===== THE INPUT

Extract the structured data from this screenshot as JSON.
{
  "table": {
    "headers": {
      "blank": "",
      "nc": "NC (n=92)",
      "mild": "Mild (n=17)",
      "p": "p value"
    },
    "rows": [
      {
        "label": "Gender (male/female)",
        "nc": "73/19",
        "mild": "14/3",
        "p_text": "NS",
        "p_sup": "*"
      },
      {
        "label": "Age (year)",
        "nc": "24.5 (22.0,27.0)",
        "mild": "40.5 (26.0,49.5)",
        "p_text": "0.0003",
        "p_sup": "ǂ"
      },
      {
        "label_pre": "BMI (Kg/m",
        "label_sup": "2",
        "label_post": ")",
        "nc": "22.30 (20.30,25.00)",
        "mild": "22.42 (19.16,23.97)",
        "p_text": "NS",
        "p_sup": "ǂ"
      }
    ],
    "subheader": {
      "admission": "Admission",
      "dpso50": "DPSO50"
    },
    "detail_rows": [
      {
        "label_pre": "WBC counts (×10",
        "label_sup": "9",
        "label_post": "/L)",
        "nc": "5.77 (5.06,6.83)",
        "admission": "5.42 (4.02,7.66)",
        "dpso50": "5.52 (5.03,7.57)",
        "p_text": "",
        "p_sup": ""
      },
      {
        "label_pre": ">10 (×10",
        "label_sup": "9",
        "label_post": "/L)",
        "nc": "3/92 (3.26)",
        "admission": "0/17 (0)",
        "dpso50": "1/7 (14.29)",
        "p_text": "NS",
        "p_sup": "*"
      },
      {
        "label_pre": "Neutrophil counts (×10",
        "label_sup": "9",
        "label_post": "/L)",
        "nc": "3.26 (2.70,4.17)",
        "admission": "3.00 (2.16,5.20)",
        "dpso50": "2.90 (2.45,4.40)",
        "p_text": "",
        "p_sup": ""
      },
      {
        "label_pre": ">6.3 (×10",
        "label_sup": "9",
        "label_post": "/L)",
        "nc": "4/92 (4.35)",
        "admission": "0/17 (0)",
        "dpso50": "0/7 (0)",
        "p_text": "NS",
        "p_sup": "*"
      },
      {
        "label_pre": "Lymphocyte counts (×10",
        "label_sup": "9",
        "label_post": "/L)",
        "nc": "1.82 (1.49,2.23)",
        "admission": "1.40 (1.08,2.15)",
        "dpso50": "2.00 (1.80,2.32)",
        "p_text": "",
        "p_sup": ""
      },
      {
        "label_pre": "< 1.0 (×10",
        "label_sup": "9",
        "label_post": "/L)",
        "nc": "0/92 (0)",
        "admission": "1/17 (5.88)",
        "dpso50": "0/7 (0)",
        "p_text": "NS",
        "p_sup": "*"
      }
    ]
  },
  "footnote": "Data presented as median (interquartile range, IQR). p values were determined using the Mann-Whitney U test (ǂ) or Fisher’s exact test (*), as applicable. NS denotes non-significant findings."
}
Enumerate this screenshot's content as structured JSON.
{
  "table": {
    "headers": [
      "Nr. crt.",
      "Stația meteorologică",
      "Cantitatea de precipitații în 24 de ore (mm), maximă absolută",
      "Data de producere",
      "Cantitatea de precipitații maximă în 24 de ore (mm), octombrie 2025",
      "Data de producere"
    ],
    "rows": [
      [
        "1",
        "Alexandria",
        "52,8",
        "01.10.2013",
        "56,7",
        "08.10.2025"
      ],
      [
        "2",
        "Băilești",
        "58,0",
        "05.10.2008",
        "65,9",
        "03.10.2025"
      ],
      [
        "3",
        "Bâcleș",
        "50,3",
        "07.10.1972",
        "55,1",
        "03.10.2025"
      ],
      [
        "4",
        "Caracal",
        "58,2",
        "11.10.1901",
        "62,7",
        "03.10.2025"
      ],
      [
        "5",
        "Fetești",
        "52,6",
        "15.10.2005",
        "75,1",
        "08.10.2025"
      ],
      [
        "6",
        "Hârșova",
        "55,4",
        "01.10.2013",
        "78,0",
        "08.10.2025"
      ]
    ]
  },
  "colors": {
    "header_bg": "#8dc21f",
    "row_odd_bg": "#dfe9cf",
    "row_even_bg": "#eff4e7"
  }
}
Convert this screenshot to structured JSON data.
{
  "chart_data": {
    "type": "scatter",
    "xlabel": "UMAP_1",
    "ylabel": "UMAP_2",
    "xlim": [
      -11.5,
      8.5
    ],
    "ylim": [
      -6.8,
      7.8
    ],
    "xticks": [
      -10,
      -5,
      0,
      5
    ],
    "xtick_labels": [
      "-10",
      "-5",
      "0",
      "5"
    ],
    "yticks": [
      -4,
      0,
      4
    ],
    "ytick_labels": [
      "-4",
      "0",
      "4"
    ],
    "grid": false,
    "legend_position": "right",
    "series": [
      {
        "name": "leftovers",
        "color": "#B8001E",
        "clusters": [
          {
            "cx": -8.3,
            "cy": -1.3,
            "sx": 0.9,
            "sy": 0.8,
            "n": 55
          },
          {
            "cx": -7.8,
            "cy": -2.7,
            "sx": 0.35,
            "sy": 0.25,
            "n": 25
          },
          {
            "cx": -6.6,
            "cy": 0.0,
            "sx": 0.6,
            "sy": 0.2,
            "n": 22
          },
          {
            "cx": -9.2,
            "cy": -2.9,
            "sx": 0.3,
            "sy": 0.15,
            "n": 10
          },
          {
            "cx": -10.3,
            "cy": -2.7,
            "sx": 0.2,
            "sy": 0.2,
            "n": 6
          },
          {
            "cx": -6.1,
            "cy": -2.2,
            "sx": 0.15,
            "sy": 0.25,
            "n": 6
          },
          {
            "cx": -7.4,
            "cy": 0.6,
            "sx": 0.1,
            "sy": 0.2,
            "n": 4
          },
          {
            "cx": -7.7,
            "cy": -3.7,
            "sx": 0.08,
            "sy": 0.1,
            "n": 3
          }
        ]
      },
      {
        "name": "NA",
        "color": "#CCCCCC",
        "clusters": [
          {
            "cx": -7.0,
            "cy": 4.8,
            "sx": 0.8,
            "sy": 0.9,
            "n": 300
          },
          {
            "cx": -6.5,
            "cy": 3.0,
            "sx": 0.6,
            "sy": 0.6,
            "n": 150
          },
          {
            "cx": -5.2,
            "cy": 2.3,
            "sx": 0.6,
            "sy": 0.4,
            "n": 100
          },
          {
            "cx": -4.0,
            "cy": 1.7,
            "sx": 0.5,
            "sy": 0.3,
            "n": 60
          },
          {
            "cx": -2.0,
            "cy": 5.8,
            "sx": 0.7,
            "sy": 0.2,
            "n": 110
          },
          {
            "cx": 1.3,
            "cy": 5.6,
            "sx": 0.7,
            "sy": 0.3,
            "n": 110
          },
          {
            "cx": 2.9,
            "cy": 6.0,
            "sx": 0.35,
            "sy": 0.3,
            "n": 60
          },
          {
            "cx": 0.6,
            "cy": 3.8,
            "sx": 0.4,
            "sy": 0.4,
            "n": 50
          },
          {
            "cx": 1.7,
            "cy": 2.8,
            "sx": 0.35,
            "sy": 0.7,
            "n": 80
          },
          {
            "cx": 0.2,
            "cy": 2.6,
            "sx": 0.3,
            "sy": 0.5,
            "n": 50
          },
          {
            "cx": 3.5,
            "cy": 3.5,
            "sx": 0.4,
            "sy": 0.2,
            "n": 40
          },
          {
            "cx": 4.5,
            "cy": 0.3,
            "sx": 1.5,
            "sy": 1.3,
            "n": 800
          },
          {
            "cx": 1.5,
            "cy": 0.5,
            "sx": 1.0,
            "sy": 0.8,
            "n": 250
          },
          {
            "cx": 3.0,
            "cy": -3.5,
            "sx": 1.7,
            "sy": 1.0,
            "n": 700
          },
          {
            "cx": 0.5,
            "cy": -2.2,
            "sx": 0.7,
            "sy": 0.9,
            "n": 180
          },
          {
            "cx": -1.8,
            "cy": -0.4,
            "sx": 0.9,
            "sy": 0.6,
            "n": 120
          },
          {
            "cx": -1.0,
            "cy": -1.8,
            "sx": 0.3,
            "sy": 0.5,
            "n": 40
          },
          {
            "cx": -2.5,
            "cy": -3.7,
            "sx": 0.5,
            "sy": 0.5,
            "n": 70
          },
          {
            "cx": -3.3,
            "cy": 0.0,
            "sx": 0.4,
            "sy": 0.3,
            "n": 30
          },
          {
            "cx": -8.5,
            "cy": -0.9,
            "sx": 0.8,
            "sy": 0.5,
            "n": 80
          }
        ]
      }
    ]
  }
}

==========

* SET PROBLEM *
Identify which lines contain the word "Cantitatea" and copy each one.

* EXERCISE SOLUTION *
      "Cantitatea de precipitații în 24 de ore (mm), maximă absolută",
      "Cantitatea de precipitații maximă în 24 de ore (mm), octombrie 2025",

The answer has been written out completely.